• [PASSAGE]:
# Shaolin Kenpo Forms Demonstration



## Inverse Falcon (Oct 17, 2006)

There's so few Castro-lineage Shaolin Kenpo videos on youtube and such, but I managed to find one that wasn't complete crap.






Unfortunately this is probably more of an overview or abstract, as detail and purpose are a little hard to see without more contact.  There seem to be pieces missing, such as a simple pivot where there should be a sweep, or a small flourish where there should be a neck break (at least a more convincing simulation).

My professor was of the mindset that the forms should be done with as much contact as possible so the practitioner actually has to deal with force and resistance.  As such, he's also reinforced some of the weak points in the forms where there is an unexplainable gap in defense or lack of followup.  

Anyway, just wanted to contribute and share a bit of my style.


----------



## arnisador (Oct 17, 2006)

Thanks for sharing!


----------



## Inverse Falcon (Oct 17, 2006)

Ah, forgot to mention something.  For best enjoyment, turn sound off before viewing.


----------



## marlon (Oct 19, 2006)

thanks for sharing.  it is a very interesting way of doing forms.  Can you give us the reasons behind doing them this way?  Also, the uki does not seem to protect his head as he counters.

Respectfully,
Marlon


----------



## Inverse Falcon (Oct 19, 2006)

I'm afraid I can't answer your question without a little clarification.  Which aspects of the forms are you curious about?  

As for your second question, are you referring to when the defender counters, or when the attacker (the uki) counters?

In either case, though, it would be an improvement to keep up an active guard.


----------

• [SHORT TASK]:
Quote the entire Shaolin Kenpo thread word for word, from its title to the final post. The data that comes next is separate from the Shaolin Kenpo thread.

• [EXCERPTED RECORDS]:
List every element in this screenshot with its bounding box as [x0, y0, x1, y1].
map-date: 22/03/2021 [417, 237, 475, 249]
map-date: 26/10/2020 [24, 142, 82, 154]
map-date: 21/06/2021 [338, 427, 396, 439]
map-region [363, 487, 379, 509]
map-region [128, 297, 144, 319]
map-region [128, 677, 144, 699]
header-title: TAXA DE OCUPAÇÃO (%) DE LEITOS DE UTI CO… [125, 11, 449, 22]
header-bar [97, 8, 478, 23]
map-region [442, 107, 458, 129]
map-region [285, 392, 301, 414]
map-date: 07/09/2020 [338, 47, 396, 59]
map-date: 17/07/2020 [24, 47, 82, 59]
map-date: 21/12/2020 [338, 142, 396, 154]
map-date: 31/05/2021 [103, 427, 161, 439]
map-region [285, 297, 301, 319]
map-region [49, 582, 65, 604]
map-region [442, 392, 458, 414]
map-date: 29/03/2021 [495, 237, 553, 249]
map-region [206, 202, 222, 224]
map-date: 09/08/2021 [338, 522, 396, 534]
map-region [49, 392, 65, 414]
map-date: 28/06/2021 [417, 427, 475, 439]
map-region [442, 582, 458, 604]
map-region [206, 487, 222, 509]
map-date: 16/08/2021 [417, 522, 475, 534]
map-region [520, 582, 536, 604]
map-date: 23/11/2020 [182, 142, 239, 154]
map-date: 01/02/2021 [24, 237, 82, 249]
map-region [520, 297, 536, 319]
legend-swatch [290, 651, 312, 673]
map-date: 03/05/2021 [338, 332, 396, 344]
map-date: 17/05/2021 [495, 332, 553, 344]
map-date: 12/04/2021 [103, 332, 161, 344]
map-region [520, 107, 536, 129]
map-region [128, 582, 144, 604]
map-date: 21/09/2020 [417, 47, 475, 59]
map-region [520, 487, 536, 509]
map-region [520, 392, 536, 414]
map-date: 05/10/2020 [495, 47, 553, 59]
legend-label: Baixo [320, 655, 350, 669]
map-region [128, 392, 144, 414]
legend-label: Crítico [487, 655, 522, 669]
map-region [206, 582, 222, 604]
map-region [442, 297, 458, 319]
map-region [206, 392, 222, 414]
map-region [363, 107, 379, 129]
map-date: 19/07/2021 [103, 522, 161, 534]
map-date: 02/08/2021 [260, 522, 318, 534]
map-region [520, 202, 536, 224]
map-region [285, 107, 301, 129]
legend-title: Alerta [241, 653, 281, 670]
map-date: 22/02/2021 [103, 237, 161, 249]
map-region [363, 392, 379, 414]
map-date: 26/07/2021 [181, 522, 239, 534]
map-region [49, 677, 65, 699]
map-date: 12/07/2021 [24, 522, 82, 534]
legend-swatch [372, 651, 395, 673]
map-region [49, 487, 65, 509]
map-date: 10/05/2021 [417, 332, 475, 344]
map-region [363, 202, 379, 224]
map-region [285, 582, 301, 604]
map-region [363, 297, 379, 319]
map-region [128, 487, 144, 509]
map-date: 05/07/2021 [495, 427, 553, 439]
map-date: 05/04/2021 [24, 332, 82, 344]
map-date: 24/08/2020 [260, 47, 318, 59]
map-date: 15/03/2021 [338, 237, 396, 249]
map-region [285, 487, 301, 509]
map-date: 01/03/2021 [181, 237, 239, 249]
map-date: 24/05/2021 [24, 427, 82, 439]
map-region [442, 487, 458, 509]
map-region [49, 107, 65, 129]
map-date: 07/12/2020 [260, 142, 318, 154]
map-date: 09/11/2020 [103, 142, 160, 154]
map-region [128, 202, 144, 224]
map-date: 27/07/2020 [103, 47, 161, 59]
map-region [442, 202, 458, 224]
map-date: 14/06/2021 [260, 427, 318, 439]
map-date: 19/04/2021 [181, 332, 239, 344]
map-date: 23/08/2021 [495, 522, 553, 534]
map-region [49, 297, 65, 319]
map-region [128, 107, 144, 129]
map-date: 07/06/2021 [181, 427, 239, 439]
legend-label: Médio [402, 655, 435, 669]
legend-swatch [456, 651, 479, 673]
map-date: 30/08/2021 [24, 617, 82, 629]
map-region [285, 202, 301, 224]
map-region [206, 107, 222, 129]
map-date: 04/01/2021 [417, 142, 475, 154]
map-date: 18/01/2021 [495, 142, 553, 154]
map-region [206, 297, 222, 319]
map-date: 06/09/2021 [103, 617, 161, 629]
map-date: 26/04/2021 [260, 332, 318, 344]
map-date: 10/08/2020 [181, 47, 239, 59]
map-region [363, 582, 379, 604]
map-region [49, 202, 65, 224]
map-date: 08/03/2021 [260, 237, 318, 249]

• [ANSWER FOR THE TASK]:
# Shaolin Kenpo Forms Demonstration



## Inverse Falcon (Oct 17, 2006)

There's so few Castro-lineage Shaolin Kenpo videos on youtube and such, but I managed to find one that wasn't complete crap.






Unfortunately this is probably more of an overview or abstract, as detail and purpose are a little hard to see without more contact.  There seem to be pieces missing, such as a simple pivot where there should be a sweep, or a small flourish where there should be a neck break (at least a more convincing simulation).

My professor was of the mindset that the forms should be done with as much contact as possible so the practitioner actually has to deal with force and resistance.  As such, he's also reinforced some of the weak points in the forms where there is an unexplainable gap in defense or lack of followup.  

Anyway, just wanted to contribute and share a bit of my style.


----------



## arnisador (Oct 17, 2006)

Thanks for sharing!


----------



## Inverse Falcon (Oct 17, 2006)

Ah, forgot to mention something.  For best enjoyment, turn sound off before viewing.


----------



## marlon (Oct 19, 2006)

thanks for sharing.  it is a very interesting way of doing forms.  Can you give us the reasons behind doing them this way?  Also, the uki does not seem to protect his head as he counters.

Respectfully,
Marlon


----------



## Inverse Falcon (Oct 19, 2006)

I'm afraid I can't answer your question without a little clarification.  Which aspects of the forms are you curious about?  

As for your second question, are you referring to when the defender counters, or when the attacker (the uki) counters?

In either case, though, it would be an improvement to keep up an active guard.


----------